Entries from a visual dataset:
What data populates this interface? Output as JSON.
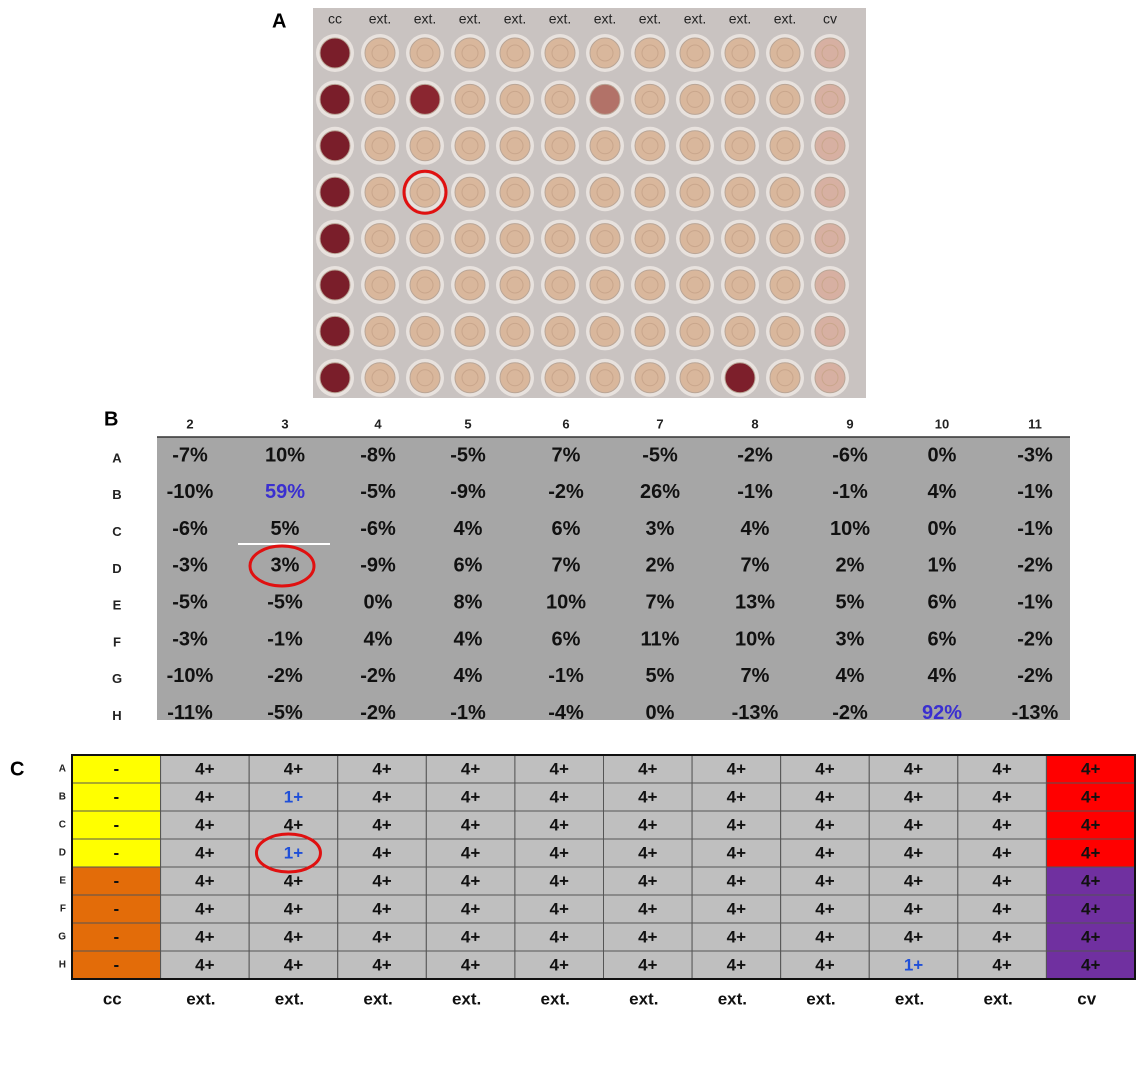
{
  "panel_a": {
    "label": "A",
    "column_labels": [
      "cc",
      "ext.",
      "ext.",
      "ext.",
      "ext.",
      "ext.",
      "ext.",
      "ext.",
      "ext.",
      "ext.",
      "ext.",
      "cv"
    ]
  },
  "panel_b": {
    "label": "B",
    "columns": [
      "2",
      "3",
      "4",
      "5",
      "6",
      "7",
      "8",
      "9",
      "10",
      "11"
    ],
    "rows": [
      {
        "label": "A",
        "cells": [
          "-7%",
          "10%",
          "-8%",
          "-5%",
          "7%",
          "-5%",
          "-2%",
          "-6%",
          "0%",
          "-3%"
        ]
      },
      {
        "label": "B",
        "cells": [
          "-10%",
          "59%",
          "-5%",
          "-9%",
          "-2%",
          "26%",
          "-1%",
          "-1%",
          "4%",
          "-1%"
        ]
      },
      {
        "label": "C",
        "cells": [
          "-6%",
          "5%",
          "-6%",
          "4%",
          "6%",
          "3%",
          "4%",
          "10%",
          "0%",
          "-1%"
        ]
      },
      {
        "label": "D",
        "cells": [
          "-3%",
          "3%",
          "-9%",
          "6%",
          "7%",
          "2%",
          "7%",
          "2%",
          "1%",
          "-2%"
        ]
      },
      {
        "label": "E",
        "cells": [
          "-5%",
          "-5%",
          "0%",
          "8%",
          "10%",
          "7%",
          "13%",
          "5%",
          "6%",
          "-1%"
        ]
      },
      {
        "label": "F",
        "cells": [
          "-3%",
          "-1%",
          "4%",
          "4%",
          "6%",
          "11%",
          "10%",
          "3%",
          "6%",
          "-2%"
        ]
      },
      {
        "label": "G",
        "cells": [
          "-10%",
          "-2%",
          "-2%",
          "4%",
          "-1%",
          "5%",
          "7%",
          "4%",
          "4%",
          "-2%"
        ]
      },
      {
        "label": "H",
        "cells": [
          "-11%",
          "-5%",
          "-2%",
          "-1%",
          "-4%",
          "0%",
          "-13%",
          "-2%",
          "92%",
          "-13%"
        ]
      }
    ]
  },
  "panel_c": {
    "label": "C",
    "rows": [
      {
        "label": "A",
        "cells": [
          "-",
          "4+",
          "4+",
          "4+",
          "4+",
          "4+",
          "4+",
          "4+",
          "4+",
          "4+",
          "4+",
          "4+"
        ]
      },
      {
        "label": "B",
        "cells": [
          "-",
          "4+",
          "1+",
          "4+",
          "4+",
          "4+",
          "4+",
          "4+",
          "4+",
          "4+",
          "4+",
          "4+"
        ]
      },
      {
        "label": "C",
        "cells": [
          "-",
          "4+",
          "4+",
          "4+",
          "4+",
          "4+",
          "4+",
          "4+",
          "4+",
          "4+",
          "4+",
          "4+"
        ]
      },
      {
        "label": "D",
        "cells": [
          "-",
          "4+",
          "1+",
          "4+",
          "4+",
          "4+",
          "4+",
          "4+",
          "4+",
          "4+",
          "4+",
          "4+"
        ]
      },
      {
        "label": "E",
        "cells": [
          "-",
          "4+",
          "4+",
          "4+",
          "4+",
          "4+",
          "4+",
          "4+",
          "4+",
          "4+",
          "4+",
          "4+"
        ]
      },
      {
        "label": "F",
        "cells": [
          "-",
          "4+",
          "4+",
          "4+",
          "4+",
          "4+",
          "4+",
          "4+",
          "4+",
          "4+",
          "4+",
          "4+"
        ]
      },
      {
        "label": "G",
        "cells": [
          "-",
          "4+",
          "4+",
          "4+",
          "4+",
          "4+",
          "4+",
          "4+",
          "4+",
          "4+",
          "4+",
          "4+"
        ]
      },
      {
        "label": "H",
        "cells": [
          "-",
          "4+",
          "4+",
          "4+",
          "4+",
          "4+",
          "4+",
          "4+",
          "4+",
          "1+",
          "4+",
          "4+"
        ]
      }
    ],
    "column_labels": [
      "cc",
      "ext.",
      "ext.",
      "ext.",
      "ext.",
      "ext.",
      "ext.",
      "ext.",
      "ext.",
      "ext.",
      "ext.",
      "cv"
    ]
  }
}
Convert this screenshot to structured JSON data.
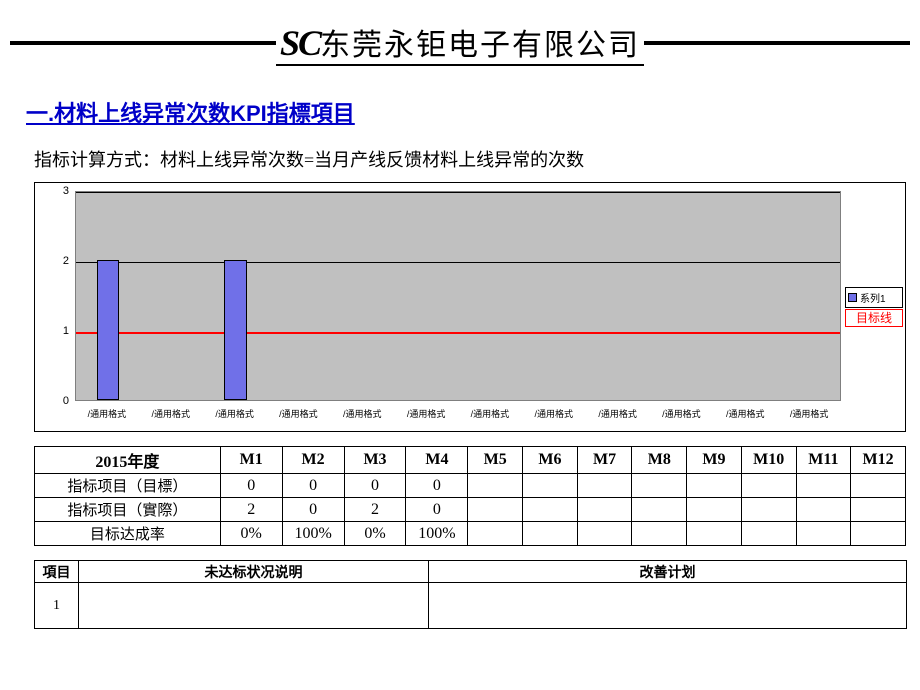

### Exercise requirements
Repeat the material above word for word and skip every image in it.

### Correct output
What data populates this interface? Output as JSON.
{
  "panel_a": {
    "label": "A",
    "column_labels": [
      "cc",
      "ext.",
      "ext.",
      "ext.",
      "ext.",
      "ext.",
      "ext.",
      "ext.",
      "ext.",
      "ext.",
      "ext.",
      "cv"
    ]
  },
  "panel_b": {
    "label": "B",
    "columns": [
      "2",
      "3",
      "4",
      "5",
      "6",
      "7",
      "8",
      "9",
      "10",
      "11"
    ],
    "rows": [
      {
        "label": "A",
        "cells": [
          "-7%",
          "10%",
          "-8%",
          "-5%",
          "7%",
          "-5%",
          "-2%",
          "-6%",
          "0%",
          "-3%"
        ]
      },
      {
        "label": "B",
        "cells": [
          "-10%",
          "59%",
          "-5%",
          "-9%",
          "-2%",
          "26%",
          "-1%",
          "-1%",
          "4%",
          "-1%"
        ]
      },
      {
        "label": "C",
        "cells": [
          "-6%",
          "5%",
          "-6%",
          "4%",
          "6%",
          "3%",
          "4%",
          "10%",
          "0%",
          "-1%"
        ]
      },
      {
        "label": "D",
        "cells": [
          "-3%",
          "3%",
          "-9%",
          "6%",
          "7%",
          "2%",
          "7%",
          "2%",
          "1%",
          "-2%"
        ]
      },
      {
        "label": "E",
        "cells": [
          "-5%",
          "-5%",
          "0%",
          "8%",
          "10%",
          "7%",
          "13%",
          "5%",
          "6%",
          "-1%"
        ]
      },
      {
        "label": "F",
        "cells": [
          "-3%",
          "-1%",
          "4%",
          "4%",
          "6%",
          "11%",
          "10%",
          "3%",
          "6%",
          "-2%"
        ]
      },
      {
        "label": "G",
        "cells": [
          "-10%",
          "-2%",
          "-2%",
          "4%",
          "-1%",
          "5%",
          "7%",
          "4%",
          "4%",
          "-2%"
        ]
      },
      {
        "label": "H",
        "cells": [
          "-11%",
          "-5%",
          "-2%",
          "-1%",
          "-4%",
          "0%",
          "-13%",
          "-2%",
          "92%",
          "-13%"
        ]
      }
    ]
  },
  "panel_c": {
    "label": "C",
    "rows": [
      {
        "label": "A",
        "cells": [
          "-",
          "4+",
          "4+",
          "4+",
          "4+",
          "4+",
          "4+",
          "4+",
          "4+",
          "4+",
          "4+",
          "4+"
        ]
      },
      {
        "label": "B",
        "cells": [
          "-",
          "4+",
          "1+",
          "4+",
          "4+",
          "4+",
          "4+",
          "4+",
          "4+",
          "4+",
          "4+",
          "4+"
        ]
      },
      {
        "label": "C",
        "cells": [
          "-",
          "4+",
          "4+",
          "4+",
          "4+",
          "4+",
          "4+",
          "4+",
          "4+",
          "4+",
          "4+",
          "4+"
        ]
      },
      {
        "label": "D",
        "cells": [
          "-",
          "4+",
          "1+",
          "4+",
          "4+",
          "4+",
          "4+",
          "4+",
          "4+",
          "4+",
          "4+",
          "4+"
        ]
      },
      {
        "label": "E",
        "cells": [
          "-",
          "4+",
          "4+",
          "4+",
          "4+",
          "4+",
          "4+",
          "4+",
          "4+",
          "4+",
          "4+",
          "4+"
        ]
      },
      {
        "label": "F",
        "cells": [
          "-",
          "4+",
          "4+",
          "4+",
          "4+",
          "4+",
          "4+",
          "4+",
          "4+",
          "4+",
          "4+",
          "4+"
        ]
      },
      {
        "label": "G",
        "cells": [
          "-",
          "4+",
          "4+",
          "4+",
          "4+",
          "4+",
          "4+",
          "4+",
          "4+",
          "4+",
          "4+",
          "4+"
        ]
      },
      {
        "label": "H",
        "cells": [
          "-",
          "4+",
          "4+",
          "4+",
          "4+",
          "4+",
          "4+",
          "4+",
          "4+",
          "1+",
          "4+",
          "4+"
        ]
      }
    ],
    "column_labels": [
      "cc",
      "ext.",
      "ext.",
      "ext.",
      "ext.",
      "ext.",
      "ext.",
      "ext.",
      "ext.",
      "ext.",
      "ext.",
      "cv"
    ]
  }
}
Convert this screenshot to structured JSON data.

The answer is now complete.